__Given task__
Figure out how many lines of the material below contain the word "techniniais". Answer with the number only.

********

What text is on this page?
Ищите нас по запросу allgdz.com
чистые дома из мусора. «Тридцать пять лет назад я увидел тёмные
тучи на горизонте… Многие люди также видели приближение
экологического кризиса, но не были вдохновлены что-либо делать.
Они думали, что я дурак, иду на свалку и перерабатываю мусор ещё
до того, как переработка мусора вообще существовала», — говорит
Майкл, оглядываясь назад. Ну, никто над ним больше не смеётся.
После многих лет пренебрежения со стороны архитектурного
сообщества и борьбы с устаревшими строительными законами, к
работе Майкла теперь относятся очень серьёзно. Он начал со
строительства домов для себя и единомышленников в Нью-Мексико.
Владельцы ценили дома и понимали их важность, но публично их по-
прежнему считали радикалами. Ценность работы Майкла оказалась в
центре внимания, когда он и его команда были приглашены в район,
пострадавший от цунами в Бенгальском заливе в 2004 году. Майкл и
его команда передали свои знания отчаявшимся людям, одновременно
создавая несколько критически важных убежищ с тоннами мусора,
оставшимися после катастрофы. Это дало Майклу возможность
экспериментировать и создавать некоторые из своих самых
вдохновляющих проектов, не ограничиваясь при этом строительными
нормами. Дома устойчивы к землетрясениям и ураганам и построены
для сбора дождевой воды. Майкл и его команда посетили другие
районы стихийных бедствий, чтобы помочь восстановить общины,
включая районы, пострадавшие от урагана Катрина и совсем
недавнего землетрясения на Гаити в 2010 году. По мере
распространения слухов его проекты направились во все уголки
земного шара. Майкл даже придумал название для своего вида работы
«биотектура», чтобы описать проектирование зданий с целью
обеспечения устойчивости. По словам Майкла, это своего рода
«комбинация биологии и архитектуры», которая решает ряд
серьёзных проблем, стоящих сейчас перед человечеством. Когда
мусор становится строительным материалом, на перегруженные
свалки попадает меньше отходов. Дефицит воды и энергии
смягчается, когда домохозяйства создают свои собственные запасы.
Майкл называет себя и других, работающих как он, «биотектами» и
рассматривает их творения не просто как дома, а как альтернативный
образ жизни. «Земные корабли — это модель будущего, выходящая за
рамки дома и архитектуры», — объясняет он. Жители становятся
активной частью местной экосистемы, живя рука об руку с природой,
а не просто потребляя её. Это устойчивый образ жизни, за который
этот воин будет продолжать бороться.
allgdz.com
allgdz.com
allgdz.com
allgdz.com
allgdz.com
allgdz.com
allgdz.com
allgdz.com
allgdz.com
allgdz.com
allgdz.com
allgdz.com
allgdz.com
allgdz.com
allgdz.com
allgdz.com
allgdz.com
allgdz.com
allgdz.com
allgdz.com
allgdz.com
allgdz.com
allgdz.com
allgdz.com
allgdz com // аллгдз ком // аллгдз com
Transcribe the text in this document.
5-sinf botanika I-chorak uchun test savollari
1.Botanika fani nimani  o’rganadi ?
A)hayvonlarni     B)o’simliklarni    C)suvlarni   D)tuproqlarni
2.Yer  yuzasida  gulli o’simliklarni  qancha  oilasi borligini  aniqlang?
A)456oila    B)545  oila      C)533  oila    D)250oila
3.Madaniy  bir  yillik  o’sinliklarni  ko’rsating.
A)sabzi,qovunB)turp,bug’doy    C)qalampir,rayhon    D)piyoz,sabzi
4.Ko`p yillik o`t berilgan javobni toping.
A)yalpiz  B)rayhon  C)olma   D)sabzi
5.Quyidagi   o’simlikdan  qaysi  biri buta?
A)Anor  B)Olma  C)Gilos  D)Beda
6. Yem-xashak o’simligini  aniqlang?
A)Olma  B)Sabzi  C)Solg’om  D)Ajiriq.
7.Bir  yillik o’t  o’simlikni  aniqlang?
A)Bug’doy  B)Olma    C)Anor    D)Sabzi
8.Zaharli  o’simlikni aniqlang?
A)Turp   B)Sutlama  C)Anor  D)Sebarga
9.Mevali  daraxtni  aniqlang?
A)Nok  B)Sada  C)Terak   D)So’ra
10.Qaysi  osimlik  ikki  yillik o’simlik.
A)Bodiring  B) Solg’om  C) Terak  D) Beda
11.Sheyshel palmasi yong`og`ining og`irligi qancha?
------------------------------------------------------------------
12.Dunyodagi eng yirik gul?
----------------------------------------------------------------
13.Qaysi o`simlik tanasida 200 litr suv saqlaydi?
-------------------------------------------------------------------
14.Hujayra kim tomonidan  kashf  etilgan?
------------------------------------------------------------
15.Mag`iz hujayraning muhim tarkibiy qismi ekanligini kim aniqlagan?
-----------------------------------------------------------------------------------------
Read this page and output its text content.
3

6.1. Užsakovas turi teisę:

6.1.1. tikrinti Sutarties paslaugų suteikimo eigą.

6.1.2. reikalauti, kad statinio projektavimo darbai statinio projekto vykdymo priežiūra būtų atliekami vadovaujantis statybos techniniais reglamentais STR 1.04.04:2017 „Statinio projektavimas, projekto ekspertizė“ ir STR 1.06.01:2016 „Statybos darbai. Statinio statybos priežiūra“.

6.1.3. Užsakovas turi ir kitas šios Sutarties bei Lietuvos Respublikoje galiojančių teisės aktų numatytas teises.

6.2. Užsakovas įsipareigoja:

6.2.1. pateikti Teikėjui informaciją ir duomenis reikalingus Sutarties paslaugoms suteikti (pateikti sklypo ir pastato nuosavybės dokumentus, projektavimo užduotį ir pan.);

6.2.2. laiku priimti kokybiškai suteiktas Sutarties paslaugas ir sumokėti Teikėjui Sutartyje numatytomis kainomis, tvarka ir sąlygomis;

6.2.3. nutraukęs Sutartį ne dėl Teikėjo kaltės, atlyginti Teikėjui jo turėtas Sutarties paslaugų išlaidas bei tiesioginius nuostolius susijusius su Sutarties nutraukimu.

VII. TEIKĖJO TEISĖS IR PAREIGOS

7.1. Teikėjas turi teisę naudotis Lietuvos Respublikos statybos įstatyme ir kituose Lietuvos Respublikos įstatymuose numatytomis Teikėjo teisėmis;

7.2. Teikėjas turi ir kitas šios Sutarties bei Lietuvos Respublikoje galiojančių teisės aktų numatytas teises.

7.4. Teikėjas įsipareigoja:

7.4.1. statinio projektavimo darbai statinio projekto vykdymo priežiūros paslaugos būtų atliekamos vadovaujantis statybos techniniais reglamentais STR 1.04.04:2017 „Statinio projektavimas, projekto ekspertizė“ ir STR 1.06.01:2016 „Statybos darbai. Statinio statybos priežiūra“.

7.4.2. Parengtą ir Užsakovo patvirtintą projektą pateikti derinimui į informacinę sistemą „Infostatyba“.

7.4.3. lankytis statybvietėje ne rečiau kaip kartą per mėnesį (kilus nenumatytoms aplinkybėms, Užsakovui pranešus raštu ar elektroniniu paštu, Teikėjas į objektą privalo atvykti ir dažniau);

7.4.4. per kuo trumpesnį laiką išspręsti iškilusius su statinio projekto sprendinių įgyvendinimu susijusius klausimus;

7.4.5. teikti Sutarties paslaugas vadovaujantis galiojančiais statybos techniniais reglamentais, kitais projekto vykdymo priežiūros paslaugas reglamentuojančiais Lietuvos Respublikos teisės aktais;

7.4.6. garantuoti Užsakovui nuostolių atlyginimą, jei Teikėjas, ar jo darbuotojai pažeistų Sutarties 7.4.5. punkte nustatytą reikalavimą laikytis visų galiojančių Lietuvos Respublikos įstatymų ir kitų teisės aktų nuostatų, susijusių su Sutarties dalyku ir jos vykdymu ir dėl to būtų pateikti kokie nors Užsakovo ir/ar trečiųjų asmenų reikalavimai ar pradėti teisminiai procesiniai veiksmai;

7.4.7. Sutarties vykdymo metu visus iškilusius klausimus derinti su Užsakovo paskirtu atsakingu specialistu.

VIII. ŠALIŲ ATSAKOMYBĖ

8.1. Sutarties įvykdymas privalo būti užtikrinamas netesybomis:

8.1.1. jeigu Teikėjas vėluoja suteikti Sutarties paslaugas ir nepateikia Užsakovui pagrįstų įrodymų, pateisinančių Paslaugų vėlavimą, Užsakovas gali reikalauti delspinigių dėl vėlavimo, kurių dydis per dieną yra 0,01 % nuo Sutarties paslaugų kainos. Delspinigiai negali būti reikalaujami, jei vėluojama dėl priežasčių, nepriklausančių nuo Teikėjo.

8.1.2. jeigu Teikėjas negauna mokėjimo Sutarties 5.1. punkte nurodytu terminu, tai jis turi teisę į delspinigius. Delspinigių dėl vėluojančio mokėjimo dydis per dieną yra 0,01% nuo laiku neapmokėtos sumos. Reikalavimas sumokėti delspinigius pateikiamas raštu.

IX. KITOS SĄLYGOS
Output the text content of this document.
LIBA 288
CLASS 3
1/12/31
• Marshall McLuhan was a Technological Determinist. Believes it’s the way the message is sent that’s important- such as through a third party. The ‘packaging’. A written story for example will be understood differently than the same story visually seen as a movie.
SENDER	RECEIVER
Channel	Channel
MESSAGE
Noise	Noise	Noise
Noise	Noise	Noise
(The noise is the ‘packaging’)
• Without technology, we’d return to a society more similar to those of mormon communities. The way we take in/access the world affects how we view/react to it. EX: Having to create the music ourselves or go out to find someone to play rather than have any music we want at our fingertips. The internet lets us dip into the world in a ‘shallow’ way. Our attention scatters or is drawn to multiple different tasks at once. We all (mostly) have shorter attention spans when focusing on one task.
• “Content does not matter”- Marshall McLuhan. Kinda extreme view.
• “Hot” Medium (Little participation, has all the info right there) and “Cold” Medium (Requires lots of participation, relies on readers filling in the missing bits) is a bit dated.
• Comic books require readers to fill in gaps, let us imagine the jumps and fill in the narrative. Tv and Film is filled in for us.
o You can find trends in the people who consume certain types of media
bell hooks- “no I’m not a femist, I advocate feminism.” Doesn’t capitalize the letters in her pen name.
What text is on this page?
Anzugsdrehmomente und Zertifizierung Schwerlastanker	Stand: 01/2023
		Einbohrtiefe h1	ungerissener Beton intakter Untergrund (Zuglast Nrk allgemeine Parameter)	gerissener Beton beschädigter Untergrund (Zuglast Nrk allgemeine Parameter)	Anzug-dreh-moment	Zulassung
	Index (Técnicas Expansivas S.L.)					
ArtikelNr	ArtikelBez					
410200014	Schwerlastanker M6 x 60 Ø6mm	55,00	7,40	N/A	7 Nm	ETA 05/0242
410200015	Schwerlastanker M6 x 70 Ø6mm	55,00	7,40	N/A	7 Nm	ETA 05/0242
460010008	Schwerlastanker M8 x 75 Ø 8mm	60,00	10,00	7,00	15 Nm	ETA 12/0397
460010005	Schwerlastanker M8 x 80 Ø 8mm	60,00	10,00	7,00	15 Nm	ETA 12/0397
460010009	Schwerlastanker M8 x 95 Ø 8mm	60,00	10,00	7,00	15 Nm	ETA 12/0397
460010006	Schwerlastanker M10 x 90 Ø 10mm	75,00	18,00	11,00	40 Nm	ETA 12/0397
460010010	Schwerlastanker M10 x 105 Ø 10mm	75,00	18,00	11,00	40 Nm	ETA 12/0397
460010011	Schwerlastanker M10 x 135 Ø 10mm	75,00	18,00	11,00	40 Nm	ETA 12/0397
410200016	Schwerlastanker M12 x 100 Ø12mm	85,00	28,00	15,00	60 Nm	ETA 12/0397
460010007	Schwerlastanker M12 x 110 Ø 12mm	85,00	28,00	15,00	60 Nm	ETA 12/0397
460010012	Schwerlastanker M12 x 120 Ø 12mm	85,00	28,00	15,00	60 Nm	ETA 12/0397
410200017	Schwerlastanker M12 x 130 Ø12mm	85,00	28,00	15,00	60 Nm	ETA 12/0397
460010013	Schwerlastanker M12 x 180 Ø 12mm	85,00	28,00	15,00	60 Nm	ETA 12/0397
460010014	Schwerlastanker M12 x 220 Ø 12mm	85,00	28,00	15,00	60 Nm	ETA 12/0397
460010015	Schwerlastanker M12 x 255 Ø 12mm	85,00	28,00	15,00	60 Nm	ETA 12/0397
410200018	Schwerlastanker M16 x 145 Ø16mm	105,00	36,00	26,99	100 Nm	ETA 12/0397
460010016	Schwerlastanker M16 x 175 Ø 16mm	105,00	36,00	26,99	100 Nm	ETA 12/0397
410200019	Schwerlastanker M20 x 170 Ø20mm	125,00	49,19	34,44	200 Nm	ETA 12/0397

********

__The answer__
3